___ RECORDS FOR THIS TASK ___

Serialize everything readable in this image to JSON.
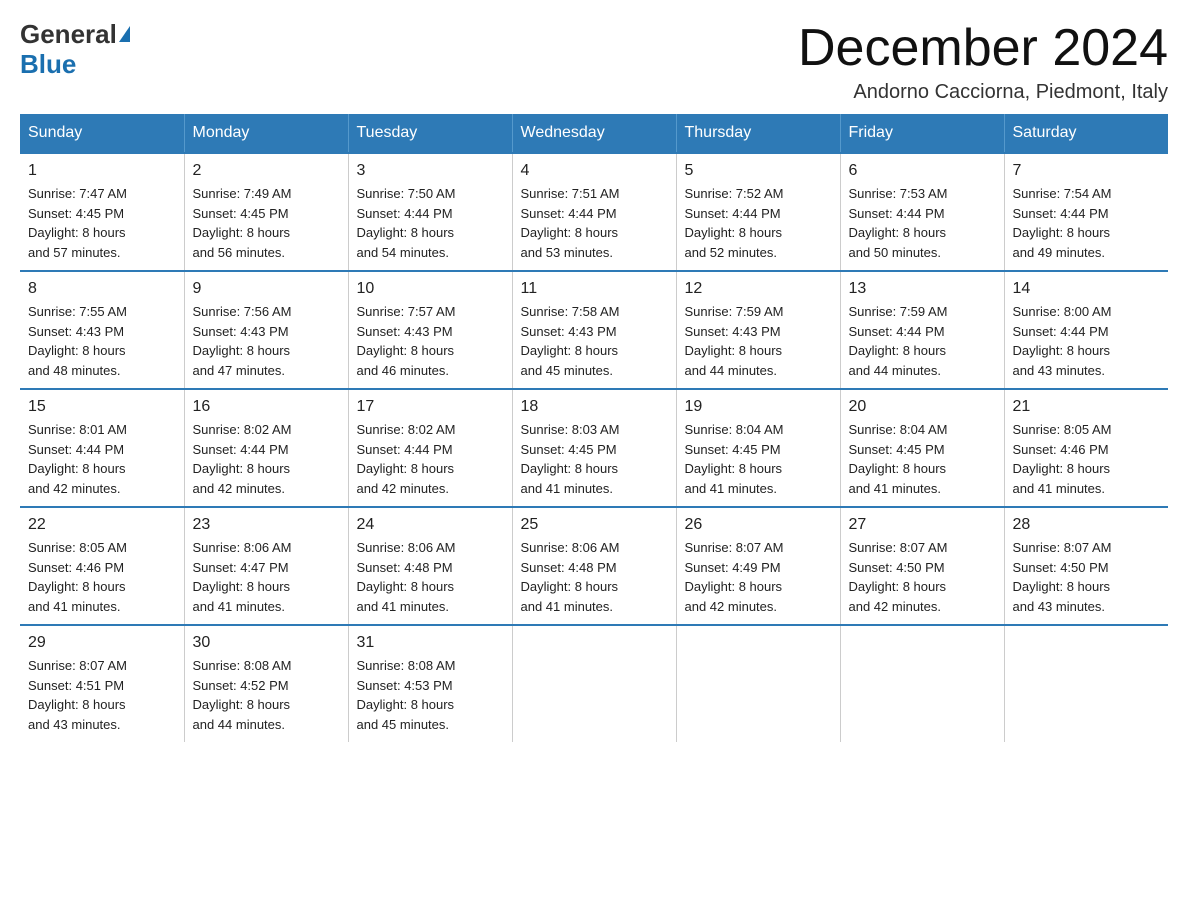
{
  "logo": {
    "general": "General",
    "triangle": "▲",
    "blue": "Blue"
  },
  "header": {
    "month": "December 2024",
    "location": "Andorno Cacciorna, Piedmont, Italy"
  },
  "days_header": [
    "Sunday",
    "Monday",
    "Tuesday",
    "Wednesday",
    "Thursday",
    "Friday",
    "Saturday"
  ],
  "weeks": [
    [
      {
        "day": "1",
        "info": "Sunrise: 7:47 AM\nSunset: 4:45 PM\nDaylight: 8 hours\nand 57 minutes."
      },
      {
        "day": "2",
        "info": "Sunrise: 7:49 AM\nSunset: 4:45 PM\nDaylight: 8 hours\nand 56 minutes."
      },
      {
        "day": "3",
        "info": "Sunrise: 7:50 AM\nSunset: 4:44 PM\nDaylight: 8 hours\nand 54 minutes."
      },
      {
        "day": "4",
        "info": "Sunrise: 7:51 AM\nSunset: 4:44 PM\nDaylight: 8 hours\nand 53 minutes."
      },
      {
        "day": "5",
        "info": "Sunrise: 7:52 AM\nSunset: 4:44 PM\nDaylight: 8 hours\nand 52 minutes."
      },
      {
        "day": "6",
        "info": "Sunrise: 7:53 AM\nSunset: 4:44 PM\nDaylight: 8 hours\nand 50 minutes."
      },
      {
        "day": "7",
        "info": "Sunrise: 7:54 AM\nSunset: 4:44 PM\nDaylight: 8 hours\nand 49 minutes."
      }
    ],
    [
      {
        "day": "8",
        "info": "Sunrise: 7:55 AM\nSunset: 4:43 PM\nDaylight: 8 hours\nand 48 minutes."
      },
      {
        "day": "9",
        "info": "Sunrise: 7:56 AM\nSunset: 4:43 PM\nDaylight: 8 hours\nand 47 minutes."
      },
      {
        "day": "10",
        "info": "Sunrise: 7:57 AM\nSunset: 4:43 PM\nDaylight: 8 hours\nand 46 minutes."
      },
      {
        "day": "11",
        "info": "Sunrise: 7:58 AM\nSunset: 4:43 PM\nDaylight: 8 hours\nand 45 minutes."
      },
      {
        "day": "12",
        "info": "Sunrise: 7:59 AM\nSunset: 4:43 PM\nDaylight: 8 hours\nand 44 minutes."
      },
      {
        "day": "13",
        "info": "Sunrise: 7:59 AM\nSunset: 4:44 PM\nDaylight: 8 hours\nand 44 minutes."
      },
      {
        "day": "14",
        "info": "Sunrise: 8:00 AM\nSunset: 4:44 PM\nDaylight: 8 hours\nand 43 minutes."
      }
    ],
    [
      {
        "day": "15",
        "info": "Sunrise: 8:01 AM\nSunset: 4:44 PM\nDaylight: 8 hours\nand 42 minutes."
      },
      {
        "day": "16",
        "info": "Sunrise: 8:02 AM\nSunset: 4:44 PM\nDaylight: 8 hours\nand 42 minutes."
      },
      {
        "day": "17",
        "info": "Sunrise: 8:02 AM\nSunset: 4:44 PM\nDaylight: 8 hours\nand 42 minutes."
      },
      {
        "day": "18",
        "info": "Sunrise: 8:03 AM\nSunset: 4:45 PM\nDaylight: 8 hours\nand 41 minutes."
      },
      {
        "day": "19",
        "info": "Sunrise: 8:04 AM\nSunset: 4:45 PM\nDaylight: 8 hours\nand 41 minutes."
      },
      {
        "day": "20",
        "info": "Sunrise: 8:04 AM\nSunset: 4:45 PM\nDaylight: 8 hours\nand 41 minutes."
      },
      {
        "day": "21",
        "info": "Sunrise: 8:05 AM\nSunset: 4:46 PM\nDaylight: 8 hours\nand 41 minutes."
      }
    ],
    [
      {
        "day": "22",
        "info": "Sunrise: 8:05 AM\nSunset: 4:46 PM\nDaylight: 8 hours\nand 41 minutes."
      },
      {
        "day": "23",
        "info": "Sunrise: 8:06 AM\nSunset: 4:47 PM\nDaylight: 8 hours\nand 41 minutes."
      },
      {
        "day": "24",
        "info": "Sunrise: 8:06 AM\nSunset: 4:48 PM\nDaylight: 8 hours\nand 41 minutes."
      },
      {
        "day": "25",
        "info": "Sunrise: 8:06 AM\nSunset: 4:48 PM\nDaylight: 8 hours\nand 41 minutes."
      },
      {
        "day": "26",
        "info": "Sunrise: 8:07 AM\nSunset: 4:49 PM\nDaylight: 8 hours\nand 42 minutes."
      },
      {
        "day": "27",
        "info": "Sunrise: 8:07 AM\nSunset: 4:50 PM\nDaylight: 8 hours\nand 42 minutes."
      },
      {
        "day": "28",
        "info": "Sunrise: 8:07 AM\nSunset: 4:50 PM\nDaylight: 8 hours\nand 43 minutes."
      }
    ],
    [
      {
        "day": "29",
        "info": "Sunrise: 8:07 AM\nSunset: 4:51 PM\nDaylight: 8 hours\nand 43 minutes."
      },
      {
        "day": "30",
        "info": "Sunrise: 8:08 AM\nSunset: 4:52 PM\nDaylight: 8 hours\nand 44 minutes."
      },
      {
        "day": "31",
        "info": "Sunrise: 8:08 AM\nSunset: 4:53 PM\nDaylight: 8 hours\nand 45 minutes."
      },
      {
        "day": "",
        "info": ""
      },
      {
        "day": "",
        "info": ""
      },
      {
        "day": "",
        "info": ""
      },
      {
        "day": "",
        "info": ""
      }
    ]
  ]
}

___

**TASK DETAILS:** Repeat the material verbatim. Do not carry over any picture.

**OUTPUT BELOW:**
Serialize everything readable in this image to JSON.
{
  "logo": {
    "general": "General",
    "triangle": "▲",
    "blue": "Blue"
  },
  "header": {
    "month": "December 2024",
    "location": "Andorno Cacciorna, Piedmont, Italy"
  },
  "days_header": [
    "Sunday",
    "Monday",
    "Tuesday",
    "Wednesday",
    "Thursday",
    "Friday",
    "Saturday"
  ],
  "weeks": [
    [
      {
        "day": "1",
        "info": "Sunrise: 7:47 AM\nSunset: 4:45 PM\nDaylight: 8 hours\nand 57 minutes."
      },
      {
        "day": "2",
        "info": "Sunrise: 7:49 AM\nSunset: 4:45 PM\nDaylight: 8 hours\nand 56 minutes."
      },
      {
        "day": "3",
        "info": "Sunrise: 7:50 AM\nSunset: 4:44 PM\nDaylight: 8 hours\nand 54 minutes."
      },
      {
        "day": "4",
        "info": "Sunrise: 7:51 AM\nSunset: 4:44 PM\nDaylight: 8 hours\nand 53 minutes."
      },
      {
        "day": "5",
        "info": "Sunrise: 7:52 AM\nSunset: 4:44 PM\nDaylight: 8 hours\nand 52 minutes."
      },
      {
        "day": "6",
        "info": "Sunrise: 7:53 AM\nSunset: 4:44 PM\nDaylight: 8 hours\nand 50 minutes."
      },
      {
        "day": "7",
        "info": "Sunrise: 7:54 AM\nSunset: 4:44 PM\nDaylight: 8 hours\nand 49 minutes."
      }
    ],
    [
      {
        "day": "8",
        "info": "Sunrise: 7:55 AM\nSunset: 4:43 PM\nDaylight: 8 hours\nand 48 minutes."
      },
      {
        "day": "9",
        "info": "Sunrise: 7:56 AM\nSunset: 4:43 PM\nDaylight: 8 hours\nand 47 minutes."
      },
      {
        "day": "10",
        "info": "Sunrise: 7:57 AM\nSunset: 4:43 PM\nDaylight: 8 hours\nand 46 minutes."
      },
      {
        "day": "11",
        "info": "Sunrise: 7:58 AM\nSunset: 4:43 PM\nDaylight: 8 hours\nand 45 minutes."
      },
      {
        "day": "12",
        "info": "Sunrise: 7:59 AM\nSunset: 4:43 PM\nDaylight: 8 hours\nand 44 minutes."
      },
      {
        "day": "13",
        "info": "Sunrise: 7:59 AM\nSunset: 4:44 PM\nDaylight: 8 hours\nand 44 minutes."
      },
      {
        "day": "14",
        "info": "Sunrise: 8:00 AM\nSunset: 4:44 PM\nDaylight: 8 hours\nand 43 minutes."
      }
    ],
    [
      {
        "day": "15",
        "info": "Sunrise: 8:01 AM\nSunset: 4:44 PM\nDaylight: 8 hours\nand 42 minutes."
      },
      {
        "day": "16",
        "info": "Sunrise: 8:02 AM\nSunset: 4:44 PM\nDaylight: 8 hours\nand 42 minutes."
      },
      {
        "day": "17",
        "info": "Sunrise: 8:02 AM\nSunset: 4:44 PM\nDaylight: 8 hours\nand 42 minutes."
      },
      {
        "day": "18",
        "info": "Sunrise: 8:03 AM\nSunset: 4:45 PM\nDaylight: 8 hours\nand 41 minutes."
      },
      {
        "day": "19",
        "info": "Sunrise: 8:04 AM\nSunset: 4:45 PM\nDaylight: 8 hours\nand 41 minutes."
      },
      {
        "day": "20",
        "info": "Sunrise: 8:04 AM\nSunset: 4:45 PM\nDaylight: 8 hours\nand 41 minutes."
      },
      {
        "day": "21",
        "info": "Sunrise: 8:05 AM\nSunset: 4:46 PM\nDaylight: 8 hours\nand 41 minutes."
      }
    ],
    [
      {
        "day": "22",
        "info": "Sunrise: 8:05 AM\nSunset: 4:46 PM\nDaylight: 8 hours\nand 41 minutes."
      },
      {
        "day": "23",
        "info": "Sunrise: 8:06 AM\nSunset: 4:47 PM\nDaylight: 8 hours\nand 41 minutes."
      },
      {
        "day": "24",
        "info": "Sunrise: 8:06 AM\nSunset: 4:48 PM\nDaylight: 8 hours\nand 41 minutes."
      },
      {
        "day": "25",
        "info": "Sunrise: 8:06 AM\nSunset: 4:48 PM\nDaylight: 8 hours\nand 41 minutes."
      },
      {
        "day": "26",
        "info": "Sunrise: 8:07 AM\nSunset: 4:49 PM\nDaylight: 8 hours\nand 42 minutes."
      },
      {
        "day": "27",
        "info": "Sunrise: 8:07 AM\nSunset: 4:50 PM\nDaylight: 8 hours\nand 42 minutes."
      },
      {
        "day": "28",
        "info": "Sunrise: 8:07 AM\nSunset: 4:50 PM\nDaylight: 8 hours\nand 43 minutes."
      }
    ],
    [
      {
        "day": "29",
        "info": "Sunrise: 8:07 AM\nSunset: 4:51 PM\nDaylight: 8 hours\nand 43 minutes."
      },
      {
        "day": "30",
        "info": "Sunrise: 8:08 AM\nSunset: 4:52 PM\nDaylight: 8 hours\nand 44 minutes."
      },
      {
        "day": "31",
        "info": "Sunrise: 8:08 AM\nSunset: 4:53 PM\nDaylight: 8 hours\nand 45 minutes."
      },
      {
        "day": "",
        "info": ""
      },
      {
        "day": "",
        "info": ""
      },
      {
        "day": "",
        "info": ""
      },
      {
        "day": "",
        "info": ""
      }
    ]
  ]
}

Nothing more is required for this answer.